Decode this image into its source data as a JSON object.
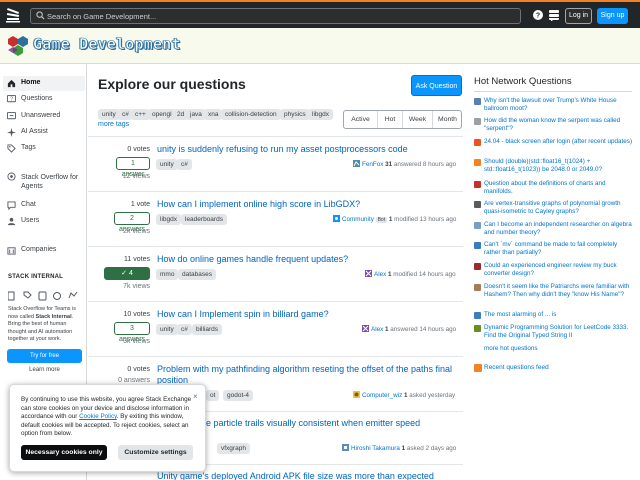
{
  "topbar": {
    "search_placeholder": "Search on Game Development...",
    "login_label": "Log in",
    "signup_label": "Sign up",
    "accent_color": "#f48225"
  },
  "site": {
    "title": "Game Development"
  },
  "sidebar": {
    "items": [
      {
        "label": "Home",
        "icon": "home-icon",
        "active": true
      },
      {
        "label": "Questions",
        "icon": "questions-icon"
      },
      {
        "label": "Unanswered",
        "icon": "unanswered-icon"
      },
      {
        "label": "AI Assist",
        "icon": "ai-assist-icon"
      },
      {
        "label": "Tags",
        "icon": "tags-icon"
      },
      {
        "label": "Stack Overflow for Agents",
        "icon": "agents-icon"
      },
      {
        "label": "Chat",
        "icon": "chat-icon"
      },
      {
        "label": "Users",
        "icon": "users-icon"
      },
      {
        "label": "Companies",
        "icon": "companies-icon"
      }
    ],
    "stack_internal": {
      "heading": "STACK INTERNAL",
      "text_pre": "Stack Overflow for Teams is now called ",
      "text_bold": "Stack Internal",
      "text_post": ". Bring the best of human thought and AI automation together at your work.",
      "try_label": "Try for free",
      "learn_label": "Learn more"
    }
  },
  "main": {
    "title": "Explore our questions",
    "ask_label": "Ask Question",
    "tags": [
      "unity",
      "c#",
      "c++",
      "opengl",
      "2d",
      "java",
      "xna",
      "collision-detection",
      "physics",
      "libgdx"
    ],
    "more_tags": "more tags",
    "filters": [
      "Active",
      "Hot",
      "Week",
      "Month"
    ],
    "questions": [
      {
        "votes": "0 votes",
        "answers": "1 answer",
        "answer_style": "bordered",
        "views": "12 views",
        "title": "unity is suddenly refusing to run my asset postprocessors code",
        "tags": [
          "unity",
          "c#"
        ],
        "user": "FenFox",
        "rep": "31",
        "action": "answered 8 hours ago"
      },
      {
        "votes": "1 vote",
        "answers": "2 answers",
        "answer_style": "bordered",
        "views": "2k views",
        "title": "How can I implement online high score in LibGDX?",
        "tags": [
          "libgdx",
          "leaderboards"
        ],
        "user": "Community",
        "badge": "Bot",
        "rep": "1",
        "action": "modified 13 hours ago"
      },
      {
        "votes": "11 votes",
        "answers": "4 answers",
        "answer_style": "accepted",
        "views": "7k views",
        "title": "How do online games handle frequent updates?",
        "tags": [
          "mmo",
          "databases"
        ],
        "user": "Alex",
        "rep": "1",
        "action": "modified 14 hours ago"
      },
      {
        "votes": "10 votes",
        "answers": "3 answers",
        "answer_style": "bordered",
        "views": "3k views",
        "title": "How can I Implement spin in billiard game?",
        "tags": [
          "unity",
          "c#",
          "billiards"
        ],
        "user": "Alex",
        "rep": "1",
        "action": "answered 14 hours ago"
      },
      {
        "votes": "0 votes",
        "answers": "0 answers",
        "answer_style": "none",
        "views": "",
        "title": "Problem with my pathfinding algorithm reseting the offset of the paths final position",
        "tags": [
          "godot",
          "godot-4"
        ],
        "tag_visible_prefix": [
          "ot",
          "godot-4"
        ],
        "user": "Computer_wiz",
        "rep": "1",
        "action": "asked yesterday"
      },
      {
        "votes": "",
        "answers": "",
        "answer_style": "none",
        "views": "",
        "title": "e particle trails visually consistent when emitter speed",
        "tags": [
          "vfxgraph"
        ],
        "user": "Hiroshi Takamura",
        "rep": "1",
        "action": "asked 2 days ago"
      },
      {
        "votes": "",
        "answers": "",
        "answer_style": "none",
        "views": "",
        "title": "Unity game's deployed Android APK file size was more than expected",
        "tags": [],
        "user": "",
        "rep": "",
        "action": ""
      }
    ]
  },
  "hot_network": {
    "title": "Hot Network Questions",
    "items": [
      {
        "text": "Why isn't the lawsuit over Trump's White House ballroom moot?",
        "color": "#5b7db7"
      },
      {
        "text": "How did the woman know the serpent was called \"serpent\"?",
        "color": "#9aa0a6"
      },
      {
        "text": "24.04 - black screen after login (after recent updates)",
        "color": "#e95420"
      },
      {
        "text": "Should (double)(std::float16_t(1024) + std::float16_t(1023)) be 2048.0 or 2049.0?",
        "color": "#f48225"
      },
      {
        "text": "Question about the definitions of charts and manifolds.",
        "color": "#c4302b"
      },
      {
        "text": "Are vertex-transitive graphs of polynomial growth quasi-isometric to Cayley graphs?",
        "color": "#5a5a5a"
      },
      {
        "text": "Can I become an independent researcher on algebra and number theory?",
        "color": "#7a9fc4"
      },
      {
        "text": "Can't `mv` command be made to fail completely rather than partially?",
        "color": "#3b7bbf"
      },
      {
        "text": "Could an experienced engineer review my buck converter design?",
        "color": "#9c2a2a"
      },
      {
        "text": "Doesn't it seem like the Patriarchs were familiar with Hashem? Then why didn't they \"know His Name\"?",
        "color": "#a67c52"
      },
      {
        "text": "The most alarming of ... is",
        "color": "#3c7ebf"
      },
      {
        "text": "Dynamic Programming Solution for LeetCode 3333. Find the Original Typed String II",
        "color": "#6b8e23"
      },
      {
        "text": "more hot questions",
        "color": ""
      }
    ],
    "rss_label": "Recent questions feed"
  },
  "cookie": {
    "text_pre": "By continuing to use this website, you agree Stack Exchange can store cookies on your device and disclose information in accordance with our ",
    "link": "Cookie Policy",
    "text_post": ". By exiting this window, default cookies will be accepted. To reject cookies, select an option from below.",
    "close": "×",
    "necessary_label": "Necessary cookies only",
    "customize_label": "Customize settings"
  }
}
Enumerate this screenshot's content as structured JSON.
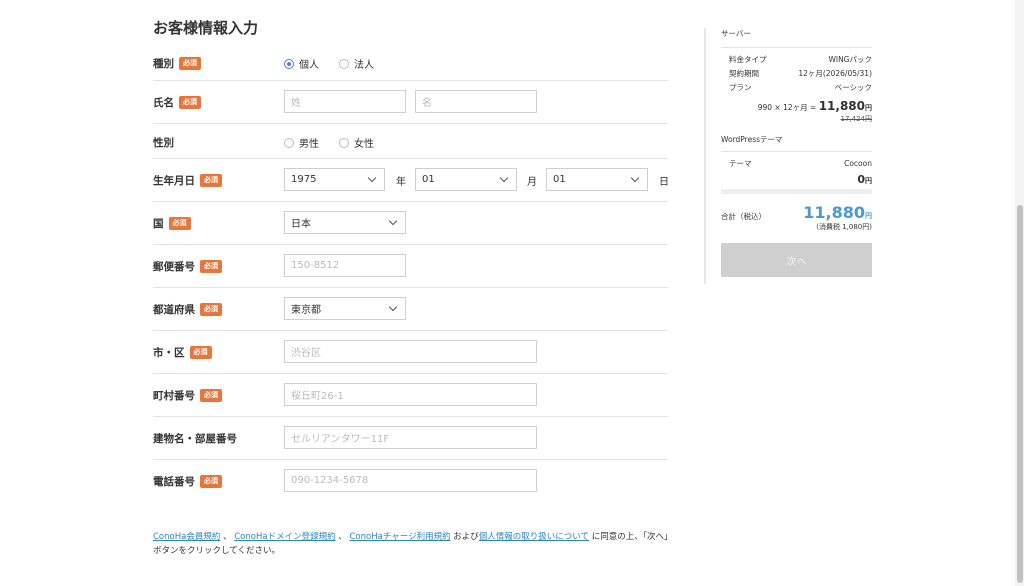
^^^^^^^^
### Written instruction
Print the records above exactly as they stand, but leave out the pictures.

### Result of this task
Decode this image into its source data as a JSON object.
{
  "topbar": {
    "search_placeholder": "Search on Game Development...",
    "login_label": "Log in",
    "signup_label": "Sign up",
    "accent_color": "#f48225"
  },
  "site": {
    "title": "Game Development"
  },
  "sidebar": {
    "items": [
      {
        "label": "Home",
        "icon": "home-icon",
        "active": true
      },
      {
        "label": "Questions",
        "icon": "questions-icon"
      },
      {
        "label": "Unanswered",
        "icon": "unanswered-icon"
      },
      {
        "label": "AI Assist",
        "icon": "ai-assist-icon"
      },
      {
        "label": "Tags",
        "icon": "tags-icon"
      },
      {
        "label": "Stack Overflow for Agents",
        "icon": "agents-icon"
      },
      {
        "label": "Chat",
        "icon": "chat-icon"
      },
      {
        "label": "Users",
        "icon": "users-icon"
      },
      {
        "label": "Companies",
        "icon": "companies-icon"
      }
    ],
    "stack_internal": {
      "heading": "STACK INTERNAL",
      "text_pre": "Stack Overflow for Teams is now called ",
      "text_bold": "Stack Internal",
      "text_post": ". Bring the best of human thought and AI automation together at your work.",
      "try_label": "Try for free",
      "learn_label": "Learn more"
    }
  },
  "main": {
    "title": "Explore our questions",
    "ask_label": "Ask Question",
    "tags": [
      "unity",
      "c#",
      "c++",
      "opengl",
      "2d",
      "java",
      "xna",
      "collision-detection",
      "physics",
      "libgdx"
    ],
    "more_tags": "more tags",
    "filters": [
      "Active",
      "Hot",
      "Week",
      "Month"
    ],
    "questions": [
      {
        "votes": "0 votes",
        "answers": "1 answer",
        "answer_style": "bordered",
        "views": "12 views",
        "title": "unity is suddenly refusing to run my asset postprocessors code",
        "tags": [
          "unity",
          "c#"
        ],
        "user": "FenFox",
        "rep": "31",
        "action": "answered 8 hours ago"
      },
      {
        "votes": "1 vote",
        "answers": "2 answers",
        "answer_style": "bordered",
        "views": "2k views",
        "title": "How can I implement online high score in LibGDX?",
        "tags": [
          "libgdx",
          "leaderboards"
        ],
        "user": "Community",
        "badge": "Bot",
        "rep": "1",
        "action": "modified 13 hours ago"
      },
      {
        "votes": "11 votes",
        "answers": "4 answers",
        "answer_style": "accepted",
        "views": "7k views",
        "title": "How do online games handle frequent updates?",
        "tags": [
          "mmo",
          "databases"
        ],
        "user": "Alex",
        "rep": "1",
        "action": "modified 14 hours ago"
      },
      {
        "votes": "10 votes",
        "answers": "3 answers",
        "answer_style": "bordered",
        "views": "3k views",
        "title": "How can I Implement spin in billiard game?",
        "tags": [
          "unity",
          "c#",
          "billiards"
        ],
        "user": "Alex",
        "rep": "1",
        "action": "answered 14 hours ago"
      },
      {
        "votes": "0 votes",
        "answers": "0 answers",
        "answer_style": "none",
        "views": "",
        "title": "Problem with my pathfinding algorithm reseting the offset of the paths final position",
        "tags": [
          "godot",
          "godot-4"
        ],
        "tag_visible_prefix": [
          "ot",
          "godot-4"
        ],
        "user": "Computer_wiz",
        "rep": "1",
        "action": "asked yesterday"
      },
      {
        "votes": "",
        "answers": "",
        "answer_style": "none",
        "views": "",
        "title": "e particle trails visually consistent when emitter speed",
        "tags": [
          "vfxgraph"
        ],
        "user": "Hiroshi Takamura",
        "rep": "1",
        "action": "asked 2 days ago"
      },
      {
        "votes": "",
        "answers": "",
        "answer_style": "none",
        "views": "",
        "title": "Unity game's deployed Android APK file size was more than expected",
        "tags": [],
        "user": "",
        "rep": "",
        "action": ""
      }
    ]
  },
  "hot_network": {
    "title": "Hot Network Questions",
    "items": [
      {
        "text": "Why isn't the lawsuit over Trump's White House ballroom moot?",
        "color": "#5b7db7"
      },
      {
        "text": "How did the woman know the serpent was called \"serpent\"?",
        "color": "#9aa0a6"
      },
      {
        "text": "24.04 - black screen after login (after recent updates)",
        "color": "#e95420"
      },
      {
        "text": "Should (double)(std::float16_t(1024) + std::float16_t(1023)) be 2048.0 or 2049.0?",
        "color": "#f48225"
      },
      {
        "text": "Question about the definitions of charts and manifolds.",
        "color": "#c4302b"
      },
      {
        "text": "Are vertex-transitive graphs of polynomial growth quasi-isometric to Cayley graphs?",
        "color": "#5a5a5a"
      },
      {
        "text": "Can I become an independent researcher on algebra and number theory?",
        "color": "#7a9fc4"
      },
      {
        "text": "Can't `mv` command be made to fail completely rather than partially?",
        "color": "#3b7bbf"
      },
      {
        "text": "Could an experienced engineer review my buck converter design?",
        "color": "#9c2a2a"
      },
      {
        "text": "Doesn't it seem like the Patriarchs were familiar with Hashem? Then why didn't they \"know His Name\"?",
        "color": "#a67c52"
      },
      {
        "text": "The most alarming of ... is",
        "color": "#3c7ebf"
      },
      {
        "text": "Dynamic Programming Solution for LeetCode 3333. Find the Original Typed String II",
        "color": "#6b8e23"
      },
      {
        "text": "more hot questions",
        "color": ""
      }
    ],
    "rss_label": "Recent questions feed"
  },
  "cookie": {
    "text_pre": "By continuing to use this website, you agree Stack Exchange can store cookies on your device and disclose information in accordance with our ",
    "link": "Cookie Policy",
    "text_post": ". By exiting this window, default cookies will be accepted. To reject cookies, select an option from below.",
    "close": "×",
    "necessary_label": "Necessary cookies only",
    "customize_label": "Customize settings"
  }
}
Enumerate this screenshot's content as structured JSON.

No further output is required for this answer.